#### SHORT PROBLEM
Give the number of lines that contain the string "Calcule", and nothing else.

☆ ☆ ☆

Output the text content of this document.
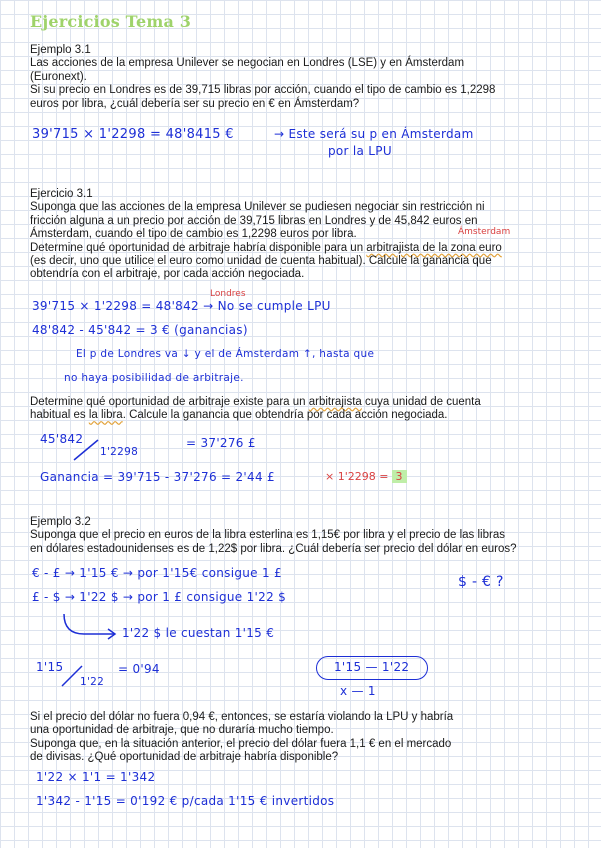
Ejercicios Tema 3

Ejemplo 3.1

Las acciones de la empresa Unilever se negocian en Londres (LSE) y en Ámsterdam

(Euronext).

Si su precio en Londres es de 39,715 libras por acción, cuando el tipo de cambio es 1,2298

euros por libra, ¿cuál debería ser su precio en € en Ámsterdam?

39'715 × 1'2298 = 48'8415 €	→ Este será su p en Ámsterdam
por la LPU

Ejercicio 3.1

Suponga que las acciones de la empresa Unilever se pudiesen negociar sin restricción ni

fricción alguna a un precio por acción de 39,715 libras en Londres y de 45,842 euros en

Ámsterdam, cuando el tipo de cambio es 1,2298 euros por libra.

Determine qué oportunidad de arbitraje habría disponible para un arbitrajista de la zona euro

(es decir, uno que utilice el euro como unidad de cuenta habitual). Calcule la ganancia que

obtendría con el arbitraje, por cada acción negociada.

Ámsterdam
Londres
39'715 × 1'2298 = 48'842 → No se cumple LPU
48'842 - 45'842 = 3 € (ganancias)
El p de Londres va ↓ y el de Ámsterdam ↑, hasta que
no haya posibilidad de arbitraje.

Determine qué oportunidad de arbitraje existe para un arbitrajista cuya unidad de cuenta

habitual es la libra. Calcule la ganancia que obtendría por cada acción negociada.

45'842
1'2298
= 37'276 £
Ganancia = 39'715 - 37'276 = 2'44 £	× 1'2298 = 3

Ejemplo 3.2

Suponga que el precio en euros de la libra esterlina es 1,15€ por libra y el precio de las libras

en dólares estadounidenses es de 1,22$ por libra. ¿Cuál debería ser precio del dólar en euros?

€ - £ → 1'15 € → por 1'15€ consigue 1 £
£ - $ → 1'22 $ → por 1 £ consigue 1'22 $
$ - € ?
1'22 $ le cuestan 1'15 €
1'15
1'22
= 0'94	1'15 — 1'22
x — 1

Si el precio del dólar no fuera 0,94 €, entonces, se estaría violando la LPU y habría

una oportunidad de arbitraje, que no duraría mucho tiempo.

Suponga que, en la situación anterior, el precio del dólar fuera 1,1 € en el mercado

de divisas. ¿Qué oportunidad de arbitraje habría disponible?

1'22 × 1'1 = 1'342
1'342 - 1'15 = 0'192 € p/cada 1'15 € invertidos
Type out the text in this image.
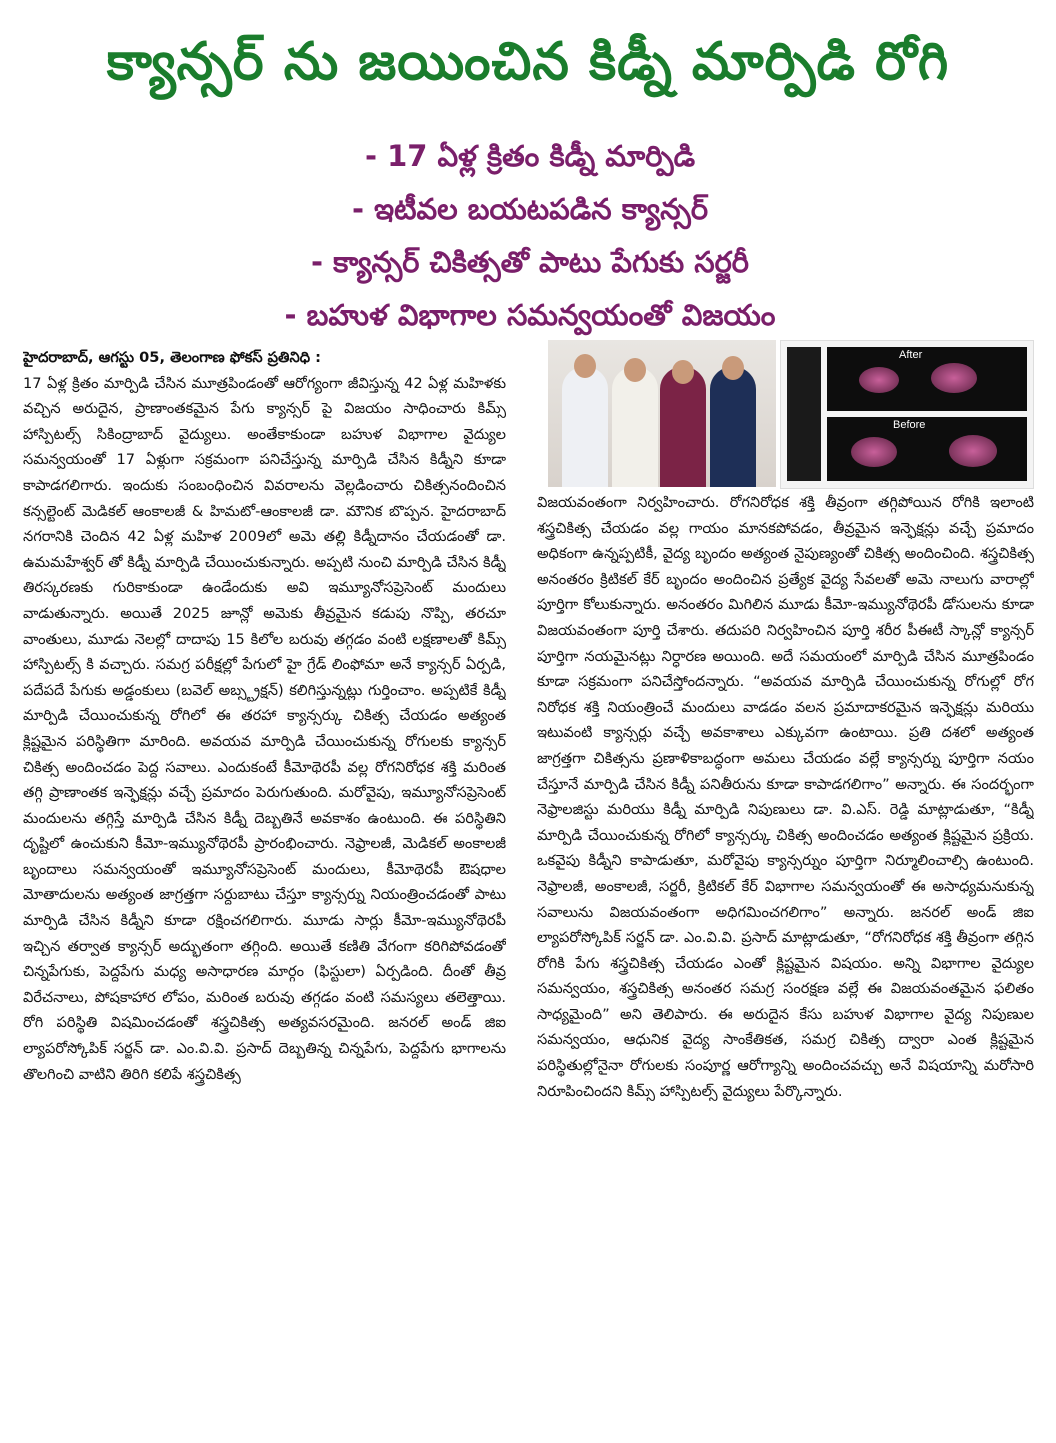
క్యాన్సర్ ను జయించిన కిడ్నీ మార్పిడి రోగి
- 17 ఏళ్ల క్రితం కిడ్నీ మార్పిడి
- ఇటీవల బయటపడిన క్యాన్సర్
- క్యాన్సర్ చికిత్సతో పాటు పేగుకు సర్జరీ
- బహుళ విభాగాల సమన్వయంతో విజయం

హైదరాబాద్, ఆగస్టు 05, తెలంగాణ ఫోకస్ ప్రతినిధి :

17 ఏళ్ల క్రితం మార్పిడి చేసిన మూత్రపిండంతో ఆరోగ్యంగా జీవిస్తున్న 42 ఏళ్ల మహిళకు వచ్చిన అరుదైన, ప్రాణాంతకమైన పేగు క్యాన్సర్ పై విజయం సాధించారు కిమ్స్ హాస్పిటల్స్ సికింద్రాబాద్ వైద్యులు. అంతేకాకుండా బహుళ విభాగాల వైద్యుల సమన్వయంతో 17 ఏళ్లుగా సక్రమంగా పనిచేస్తున్న మార్పిడి చేసిన కిడ్నీని కూడా కాపాడగలిగారు. ఇందుకు సంబంధించిన వివరాలను వెల్లడించారు చికిత్సనందించిన కన్సల్టెంట్ మెడికల్ ఆంకాలజీ & హిమటో-ఆంకాలజీ డా. మౌనిక బొప్పన. హైదరాబాద్ నగరానికి చెందిన 42 ఏళ్ల మహిళ 2009లో అమె తల్లి కిడ్నీదానం చేయడంతో డా. ఉమమహేశ్వర్ తో కిడ్నీ మార్పిడి చేయించుకున్నారు. అప్పటి నుంచి మార్పిడి చేసిన కిడ్నీ తిరస్కరణకు గురికాకుండా ఉండేందుకు అవి ఇమ్యూనోసప్రెసెంట్ మందులు వాడుతున్నారు. అయితే 2025 జూన్లో అమెకు తీవ్రమైన కడుపు నొప్పి, తరచూ వాంతులు, మూడు నెలల్లో దాదాపు 15 కిలోల బరువు తగ్గడం వంటి లక్షణాలతో కిమ్స్ హాస్పిటల్స్ కి వచ్చారు. సమగ్ర పరీక్షల్లో పేగులో హై గ్రేడ్ లింఫోమా అనే క్యాన్సర్ ఏర్పడి, పదేపదే పేగుకు అడ్డంకులు (బవెల్ అబ్స్ట్రక్షన్) కలిగిస్తున్నట్లు గుర్తించాం. అప్పటికే కిడ్నీ మార్పిడి చేయించుకున్న రోగిలో ఈ తరహా క్యాన్సర్కు చికిత్స చేయడం అత్యంత క్లిష్టమైన పరిస్థితిగా మారింది. అవయవ మార్పిడి చేయించుకున్న రోగులకు క్యాన్సర్ చికిత్స అందించడం పెద్ద సవాలు. ఎందుకంటే కీమోథెరపీ వల్ల రోగనిరోధక శక్తి మరింత తగ్గి ప్రాణాంతక ఇన్ఫెక్షన్లు వచ్చే ప్రమాదం పెరుగుతుంది. మరోవైపు, ఇమ్యూనోసప్రెసెంట్ మందులను తగ్గిస్తే మార్పిడి చేసిన కిడ్నీ దెబ్బతినే అవకాశం ఉంటుంది. ఈ పరిస్థితిని దృష్టిలో ఉంచుకుని కీమో-ఇమ్యునోథెరపీ ప్రారంభించారు. నెఫ్రాలజీ, మెడికల్ అంకాలజీ బృందాలు సమన్వయంతో ఇమ్యూనోసప్రెసెంట్ మందులు, కీమోథెరపీ ఔషధాల మోతాదులను అత్యంత జాగ్రత్తగా సర్దుబాటు చేస్తూ క్యాన్సర్ను నియంత్రించడంతో పాటు మార్పిడి చేసిన కిడ్నీని కూడా రక్షించగలిగారు. మూడు సార్లు కీమో-ఇమ్యునోథెరపీ ఇచ్చిన తర్వాత క్యాన్సర్ అద్భుతంగా తగ్గింది. అయితే కణితి వేగంగా కరిగిపోవడంతో చిన్నపేగుకు, పెద్దపేగు మధ్య అసాధారణ మార్గం (ఫిస్టులా) ఏర్పడింది. దీంతో తీవ్ర విరేచనాలు, పోషకాహార లోపం, మరింత బరువు తగ్గడం వంటి సమస్యలు తలెత్తాయి. రోగి పరిస్థితి విషమించడంతో శస్త్రచికిత్స అత్యవసరమైంది. జనరల్ అండ్ జిఐ ల్యాపరోస్కోపిక్ సర్జన్ డా. ఎం.వి.వి. ప్రసాద్ దెబ్బతిన్న చిన్నపేగు, పెద్దపేగు భాగాలను తొలగించి వాటిని తిరిగి కలిపే శస్త్రచికిత్స

After
Before

విజయవంతంగా నిర్వహించారు. రోగనిరోధక శక్తి తీవ్రంగా తగ్గిపోయిన రోగికి ఇలాంటి శస్త్రచికిత్స చేయడం వల్ల గాయం మానకపోవడం, తీవ్రమైన ఇన్ఫెక్షన్లు వచ్చే ప్రమాదం అధికంగా ఉన్నప్పటికీ, వైద్య బృందం అత్యంత నైపుణ్యంతో చికిత్స అందించింది. శస్త్రచికిత్స అనంతరం క్రిటికల్ కేర్ బృందం అందించిన ప్రత్యేక వైద్య సేవలతో అమె నాలుగు వారాల్లో పూర్తిగా కోలుకున్నారు. అనంతరం మిగిలిన మూడు కీమో-ఇమ్యునోథెరపీ డోసులను కూడా విజయవంతంగా పూర్తి చేశారు. తదుపరి నిర్వహించిన పూర్తి శరీర పీఈటీ స్కాన్లో క్యాన్సర్ పూర్తిగా నయమైనట్లు నిర్ధారణ అయింది. అదే సమయంలో మార్పిడి చేసిన మూత్రపిండం కూడా సక్రమంగా పనిచేస్తోందన్నారు. “అవయవ మార్పిడి చేయించుకున్న రోగుల్లో రోగ నిరోధక శక్తి నియంత్రించే మందులు వాడడం వలన ప్రమాదాకరమైన ఇన్ఫెక్షన్లు మరియు ఇటువంటి క్యాన్సర్లు వచ్చే అవకాశాలు ఎక్కువగా ఉంటాయి. ప్రతి దశలో అత్యంత జాగ్రత్తగా చికిత్సను ప్రణాళికాబద్ధంగా అమలు చేయడం వల్లే క్యాన్సర్ను పూర్తిగా నయం చేస్తూనే మార్పిడి చేసిన కిడ్నీ పనితీరును కూడా కాపాడగలిగాం” అన్నారు. ఈ సందర్భంగా నెఫ్రాలజిస్టు మరియు కిడ్నీ మార్పిడి నిపుణులు డా. వి.ఎస్. రెడ్డి మాట్లాడుతూ, “కిడ్నీ మార్పిడి చేయించుకున్న రోగిలో క్యాన్సర్కు చికిత్స అందించడం అత్యంత క్లిష్టమైన ప్రక్రియ. ఒకవైపు కిడ్నీని కాపాడుతూ, మరోవైపు క్యాన్సర్నుం పూర్తిగా నిర్మూలించాల్సి ఉంటుంది. నెఫ్రాలజీ, అంకాలజీ, సర్జరీ, క్రిటికల్ కేర్ విభాగాల సమన్వయంతో ఈ అసాధ్యమనుకున్న సవాలును విజయవంతంగా అధిగమించగలిగాం” అన్నారు. జనరల్ అండ్ జిఐ ల్యాపరోస్కోపిక్ సర్జన్ డా. ఎం.వి.వి. ప్రసాద్ మాట్లాడుతూ, “రోగనిరోధక శక్తి తీవ్రంగా తగ్గిన రోగికి పేగు శస్త్రచికిత్స చేయడం ఎంతో క్లిష్టమైన విషయం. అన్ని విభాగాల వైద్యుల సమన్వయం, శస్త్రచికిత్స అనంతర సమగ్ర సంరక్షణ వల్లే ఈ విజయవంతమైన ఫలితం సాధ్యమైంది” అని తెలిపారు. ఈ అరుదైన కేసు బహుళ విభాగాల వైద్య నిపుణుల సమన్వయం, ఆధునిక వైద్య సాంకేతికత, సమగ్ర చికిత్స ద్వారా ఎంత క్లిష్టమైన పరిస్థితుల్లోనైనా రోగులకు సంపూర్ణ ఆరోగ్యాన్ని అందించవచ్చు అనే విషయాన్ని మరోసారి నిరూపించిందని కిమ్స్ హాస్పిటల్స్ వైద్యులు పేర్కొన్నారు.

☆ ☆ ☆

#### CORRECT RESULT
2